What you will do: Retype each line of the material exactly, please, skipping any picture in it.

Data to process:

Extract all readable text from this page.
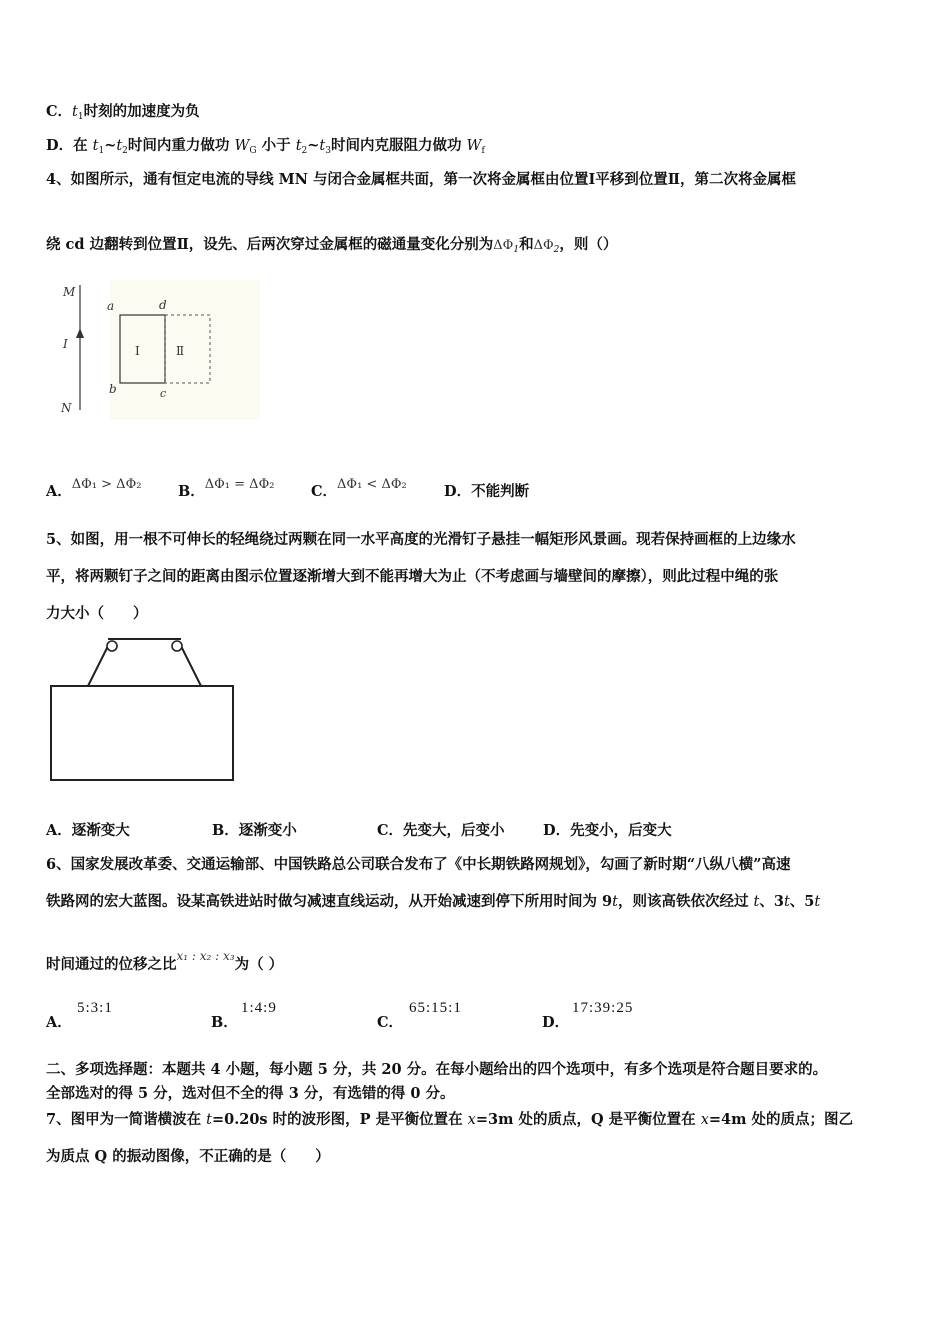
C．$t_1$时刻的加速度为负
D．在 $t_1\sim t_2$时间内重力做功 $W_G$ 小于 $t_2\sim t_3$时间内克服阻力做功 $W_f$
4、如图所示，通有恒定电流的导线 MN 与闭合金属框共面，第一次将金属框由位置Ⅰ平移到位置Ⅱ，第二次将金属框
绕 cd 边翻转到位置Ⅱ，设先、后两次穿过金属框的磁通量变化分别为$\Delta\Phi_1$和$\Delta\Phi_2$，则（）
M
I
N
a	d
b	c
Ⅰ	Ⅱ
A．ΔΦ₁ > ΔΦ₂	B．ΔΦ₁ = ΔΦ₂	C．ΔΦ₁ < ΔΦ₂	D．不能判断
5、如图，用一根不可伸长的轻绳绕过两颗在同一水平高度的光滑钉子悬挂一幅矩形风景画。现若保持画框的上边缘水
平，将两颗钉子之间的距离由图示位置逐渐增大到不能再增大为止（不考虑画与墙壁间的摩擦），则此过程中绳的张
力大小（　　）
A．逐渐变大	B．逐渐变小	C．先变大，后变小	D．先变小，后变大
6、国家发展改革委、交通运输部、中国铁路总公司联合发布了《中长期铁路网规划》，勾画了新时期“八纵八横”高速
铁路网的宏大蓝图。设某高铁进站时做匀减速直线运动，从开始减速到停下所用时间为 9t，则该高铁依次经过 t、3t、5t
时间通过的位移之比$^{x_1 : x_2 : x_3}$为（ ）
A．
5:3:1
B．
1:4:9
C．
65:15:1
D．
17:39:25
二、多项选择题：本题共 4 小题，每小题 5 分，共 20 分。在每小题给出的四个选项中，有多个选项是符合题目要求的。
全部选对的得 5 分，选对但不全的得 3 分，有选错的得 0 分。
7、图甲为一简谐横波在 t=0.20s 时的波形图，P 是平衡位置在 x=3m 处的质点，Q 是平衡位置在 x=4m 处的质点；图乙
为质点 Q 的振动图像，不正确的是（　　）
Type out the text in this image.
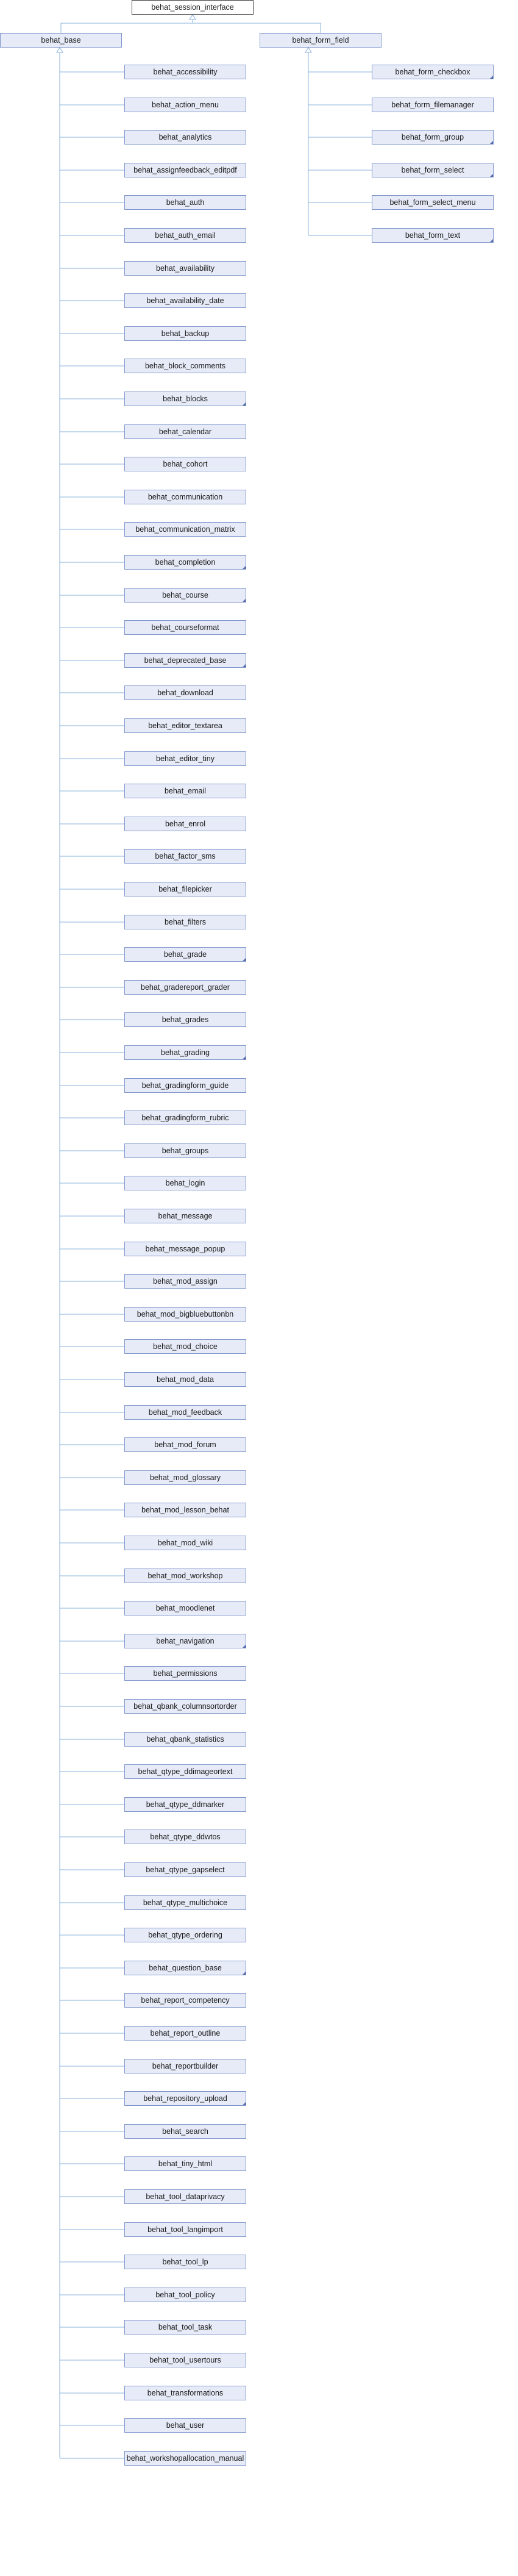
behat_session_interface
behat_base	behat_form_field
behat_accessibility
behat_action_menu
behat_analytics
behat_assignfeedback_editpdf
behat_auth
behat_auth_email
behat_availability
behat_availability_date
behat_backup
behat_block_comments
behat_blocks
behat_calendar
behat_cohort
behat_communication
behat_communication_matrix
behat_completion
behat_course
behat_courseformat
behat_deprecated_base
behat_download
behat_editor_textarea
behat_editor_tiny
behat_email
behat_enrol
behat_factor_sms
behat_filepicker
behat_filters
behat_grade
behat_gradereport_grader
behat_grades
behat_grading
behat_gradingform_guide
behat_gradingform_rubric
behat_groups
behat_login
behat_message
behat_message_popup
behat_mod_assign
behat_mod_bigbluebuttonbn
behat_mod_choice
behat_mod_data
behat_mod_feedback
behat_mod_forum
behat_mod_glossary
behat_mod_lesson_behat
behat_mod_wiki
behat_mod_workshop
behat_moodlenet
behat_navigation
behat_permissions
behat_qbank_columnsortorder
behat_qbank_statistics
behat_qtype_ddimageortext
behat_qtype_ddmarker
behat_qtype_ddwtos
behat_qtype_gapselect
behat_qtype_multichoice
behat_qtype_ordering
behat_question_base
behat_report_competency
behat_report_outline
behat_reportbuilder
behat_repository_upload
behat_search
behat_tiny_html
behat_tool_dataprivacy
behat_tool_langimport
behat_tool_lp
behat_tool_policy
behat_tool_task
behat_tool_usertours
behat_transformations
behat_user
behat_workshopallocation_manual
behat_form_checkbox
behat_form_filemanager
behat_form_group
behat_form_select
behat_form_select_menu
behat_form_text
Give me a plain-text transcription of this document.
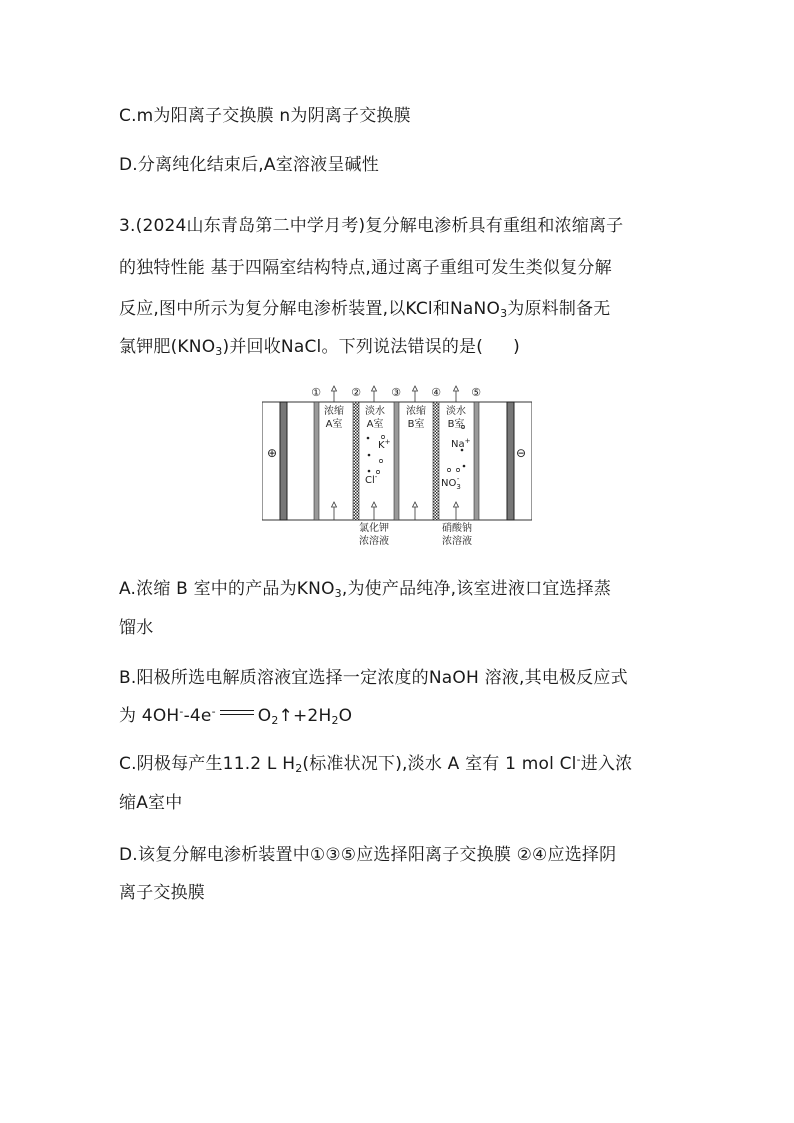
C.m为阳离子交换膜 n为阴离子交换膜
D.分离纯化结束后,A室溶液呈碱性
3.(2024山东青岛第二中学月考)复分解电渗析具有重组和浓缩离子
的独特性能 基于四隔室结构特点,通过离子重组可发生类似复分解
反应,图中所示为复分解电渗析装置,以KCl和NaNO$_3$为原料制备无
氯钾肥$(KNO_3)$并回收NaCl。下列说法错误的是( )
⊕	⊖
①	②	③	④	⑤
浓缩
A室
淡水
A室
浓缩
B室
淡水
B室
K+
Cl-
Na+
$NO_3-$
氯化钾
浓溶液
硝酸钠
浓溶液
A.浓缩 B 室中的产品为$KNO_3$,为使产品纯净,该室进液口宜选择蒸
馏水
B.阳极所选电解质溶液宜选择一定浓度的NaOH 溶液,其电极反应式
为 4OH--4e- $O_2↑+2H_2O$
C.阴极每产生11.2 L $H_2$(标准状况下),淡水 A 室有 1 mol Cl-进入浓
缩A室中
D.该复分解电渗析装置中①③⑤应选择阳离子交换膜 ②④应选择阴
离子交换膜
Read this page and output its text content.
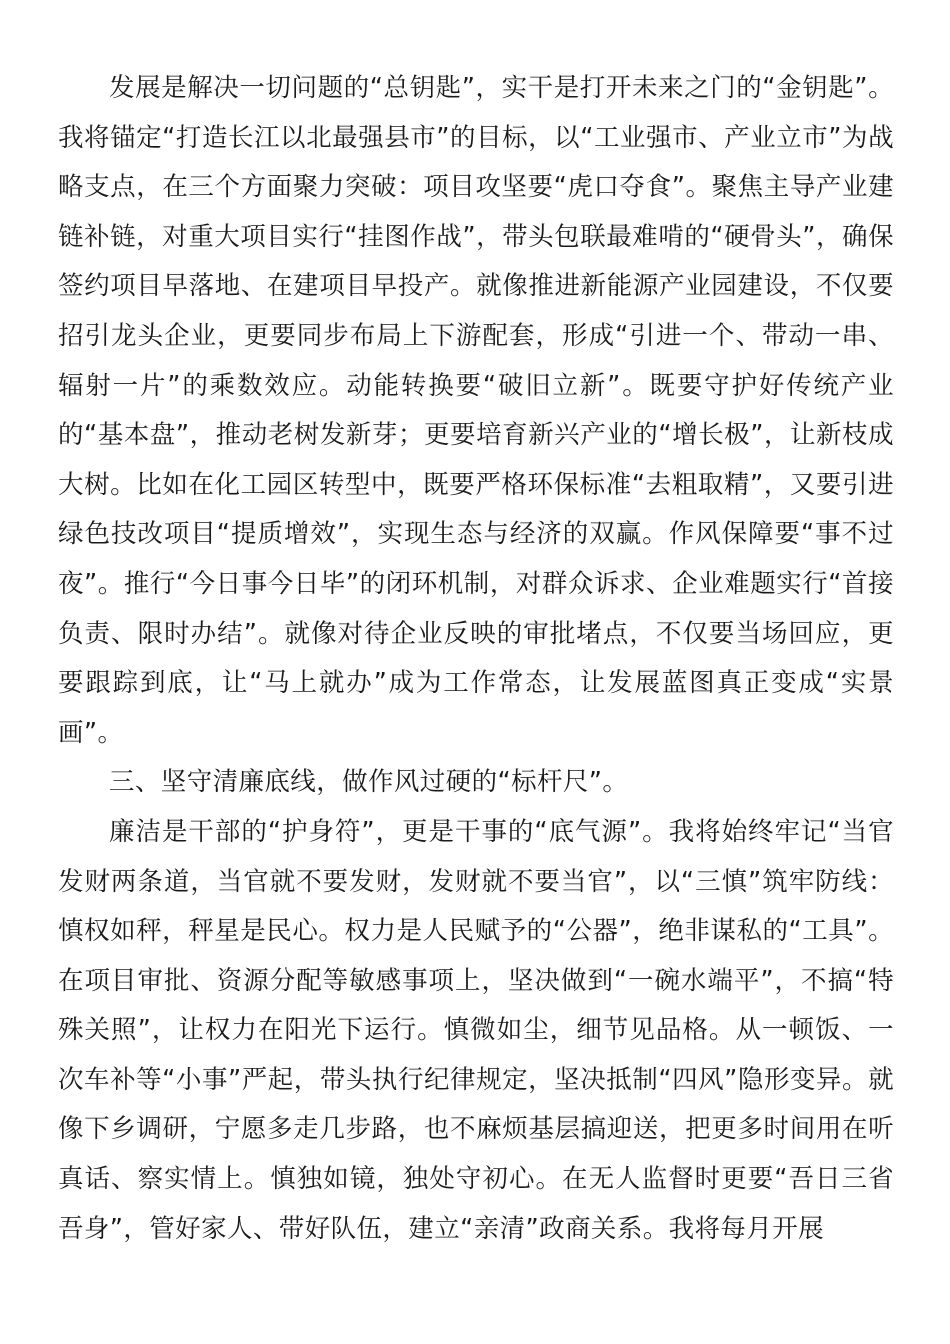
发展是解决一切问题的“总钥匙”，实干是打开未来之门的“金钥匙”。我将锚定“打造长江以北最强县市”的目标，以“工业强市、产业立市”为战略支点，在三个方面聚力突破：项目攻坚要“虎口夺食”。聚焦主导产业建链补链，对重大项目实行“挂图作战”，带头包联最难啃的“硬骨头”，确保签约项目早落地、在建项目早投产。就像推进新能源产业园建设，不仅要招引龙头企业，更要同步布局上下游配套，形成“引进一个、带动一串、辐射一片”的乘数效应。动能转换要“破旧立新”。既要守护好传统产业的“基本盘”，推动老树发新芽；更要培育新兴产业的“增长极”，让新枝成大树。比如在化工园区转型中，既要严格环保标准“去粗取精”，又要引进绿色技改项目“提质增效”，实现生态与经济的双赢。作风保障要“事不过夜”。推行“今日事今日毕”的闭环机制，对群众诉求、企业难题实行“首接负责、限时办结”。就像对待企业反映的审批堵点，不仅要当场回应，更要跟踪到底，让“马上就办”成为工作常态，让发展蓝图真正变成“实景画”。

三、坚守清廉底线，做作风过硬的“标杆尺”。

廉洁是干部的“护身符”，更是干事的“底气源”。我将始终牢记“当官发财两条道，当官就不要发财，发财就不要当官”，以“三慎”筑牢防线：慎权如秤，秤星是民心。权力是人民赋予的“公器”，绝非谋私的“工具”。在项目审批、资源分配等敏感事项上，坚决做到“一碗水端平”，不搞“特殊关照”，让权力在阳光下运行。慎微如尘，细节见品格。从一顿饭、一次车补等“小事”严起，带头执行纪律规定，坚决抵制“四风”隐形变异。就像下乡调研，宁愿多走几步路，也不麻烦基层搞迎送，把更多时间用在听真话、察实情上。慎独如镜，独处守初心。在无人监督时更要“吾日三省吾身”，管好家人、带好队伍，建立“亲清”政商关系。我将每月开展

The reply:
Extract all readable text from this page.
C．$t_1$时刻的加速度为负
D．在 $t_1\sim t_2$时间内重力做功 $W_G$ 小于 $t_2\sim t_3$时间内克服阻力做功 $W_f$
4、如图所示，通有恒定电流的导线 MN 与闭合金属框共面，第一次将金属框由位置Ⅰ平移到位置Ⅱ，第二次将金属框
绕 cd 边翻转到位置Ⅱ，设先、后两次穿过金属框的磁通量变化分别为$\Delta\Phi_1$和$\Delta\Phi_2$，则（）
M
I
N
a	d
b	c
Ⅰ	Ⅱ
A．ΔΦ₁ > ΔΦ₂	B．ΔΦ₁ = ΔΦ₂	C．ΔΦ₁ < ΔΦ₂	D．不能判断
5、如图，用一根不可伸长的轻绳绕过两颗在同一水平高度的光滑钉子悬挂一幅矩形风景画。现若保持画框的上边缘水
平，将两颗钉子之间的距离由图示位置逐渐增大到不能再增大为止（不考虑画与墙壁间的摩擦），则此过程中绳的张
力大小（　　）
A．逐渐变大	B．逐渐变小	C．先变大，后变小	D．先变小，后变大
6、国家发展改革委、交通运输部、中国铁路总公司联合发布了《中长期铁路网规划》，勾画了新时期“八纵八横”高速
铁路网的宏大蓝图。设某高铁进站时做匀减速直线运动，从开始减速到停下所用时间为 9t，则该高铁依次经过 t、3t、5t
时间通过的位移之比$^{x_1 : x_2 : x_3}$为（ ）
A．
5:3:1
B．
1:4:9
C．
65:15:1
D．
17:39:25
二、多项选择题：本题共 4 小题，每小题 5 分，共 20 分。在每小题给出的四个选项中，有多个选项是符合题目要求的。
全部选对的得 5 分，选对但不全的得 3 分，有选错的得 0 分。
7、图甲为一简谐横波在 t=0.20s 时的波形图，P 是平衡位置在 x=3m 处的质点，Q 是平衡位置在 x=4m 处的质点；图乙
为质点 Q 的振动图像，不正确的是（　　）
Type out the text in this image.
behat_session_interface
behat_base	behat_form_field
behat_accessibility
behat_action_menu
behat_analytics
behat_assignfeedback_editpdf
behat_auth
behat_auth_email
behat_availability
behat_availability_date
behat_backup
behat_block_comments
behat_blocks
behat_calendar
behat_cohort
behat_communication
behat_communication_matrix
behat_completion
behat_course
behat_courseformat
behat_deprecated_base
behat_download
behat_editor_textarea
behat_editor_tiny
behat_email
behat_enrol
behat_factor_sms
behat_filepicker
behat_filters
behat_grade
behat_gradereport_grader
behat_grades
behat_grading
behat_gradingform_guide
behat_gradingform_rubric
behat_groups
behat_login
behat_message
behat_message_popup
behat_mod_assign
behat_mod_bigbluebuttonbn
behat_mod_choice
behat_mod_data
behat_mod_feedback
behat_mod_forum
behat_mod_glossary
behat_mod_lesson_behat
behat_mod_wiki
behat_mod_workshop
behat_moodlenet
behat_navigation
behat_permissions
behat_qbank_columnsortorder
behat_qbank_statistics
behat_qtype_ddimageortext
behat_qtype_ddmarker
behat_qtype_ddwtos
behat_qtype_gapselect
behat_qtype_multichoice
behat_qtype_ordering
behat_question_base
behat_report_competency
behat_report_outline
behat_reportbuilder
behat_repository_upload
behat_search
behat_tiny_html
behat_tool_dataprivacy
behat_tool_langimport
behat_tool_lp
behat_tool_policy
behat_tool_task
behat_tool_usertours
behat_transformations
behat_user
behat_workshopallocation_manual
behat_form_checkbox
behat_form_filemanager
behat_form_group
behat_form_select
behat_form_select_menu
behat_form_text
Give me a plain-text transcription of this document.
C.m为阳离子交换膜 n为阴离子交换膜
D.分离纯化结束后,A室溶液呈碱性
3.(2024山东青岛第二中学月考)复分解电渗析具有重组和浓缩离子
的独特性能 基于四隔室结构特点,通过离子重组可发生类似复分解
反应,图中所示为复分解电渗析装置,以KCl和NaNO$_3$为原料制备无
氯钾肥$(KNO_3)$并回收NaCl。下列说法错误的是( )
⊕	⊖
①	②	③	④	⑤
浓缩
A室
淡水
A室
浓缩
B室
淡水
B室
K+
Cl-
Na+
$NO_3-$
氯化钾
浓溶液
硝酸钠
浓溶液
A.浓缩 B 室中的产品为$KNO_3$,为使产品纯净,该室进液口宜选择蒸
馏水
B.阳极所选电解质溶液宜选择一定浓度的NaOH 溶液,其电极反应式
为 4OH--4e- $O_2↑+2H_2O$
C.阴极每产生11.2 L $H_2$(标准状况下),淡水 A 室有 1 mol Cl-进入浓
缩A室中
D.该复分解电渗析装置中①③⑤应选择阳离子交换膜 ②④应选择阴
离子交换膜
Read this page and output its text content.
发展是解决一切问题的“总钥匙”，实干是打开未来之门的“金钥匙”。我将锚定“打造长江以北最强县市”的目标，以“工业强市、产业立市”为战略支点，在三个方面聚力突破：项目攻坚要“虎口夺食”。聚焦主导产业建链补链，对重大项目实行“挂图作战”，带头包联最难啃的“硬骨头”，确保签约项目早落地、在建项目早投产。就像推进新能源产业园建设，不仅要招引龙头企业，更要同步布局上下游配套，形成“引进一个、带动一串、辐射一片”的乘数效应。动能转换要“破旧立新”。既要守护好传统产业的“基本盘”，推动老树发新芽；更要培育新兴产业的“增长极”，让新枝成大树。比如在化工园区转型中，既要严格环保标准“去粗取精”，又要引进绿色技改项目“提质增效”，实现生态与经济的双赢。作风保障要“事不过夜”。推行“今日事今日毕”的闭环机制，对群众诉求、企业难题实行“首接负责、限时办结”。就像对待企业反映的审批堵点，不仅要当场回应，更要跟踪到底，让“马上就办”成为工作常态，让发展蓝图真正变成“实景画”。

三、坚守清廉底线，做作风过硬的“标杆尺”。

廉洁是干部的“护身符”，更是干事的“底气源”。我将始终牢记“当官发财两条道，当官就不要发财，发财就不要当官”，以“三慎”筑牢防线：慎权如秤，秤星是民心。权力是人民赋予的“公器”，绝非谋私的“工具”。在项目审批、资源分配等敏感事项上，坚决做到“一碗水端平”，不搞“特殊关照”，让权力在阳光下运行。慎微如尘，细节见品格。从一顿饭、一次车补等“小事”严起，带头执行纪律规定，坚决抵制“四风”隐形变异。就像下乡调研，宁愿多走几步路，也不麻烦基层搞迎送，把更多时间用在听真话、察实情上。慎独如镜，独处守初心。在无人监督时更要“吾日三省吾身”，管好家人、带好队伍，建立“亲清”政商关系。我将每月开展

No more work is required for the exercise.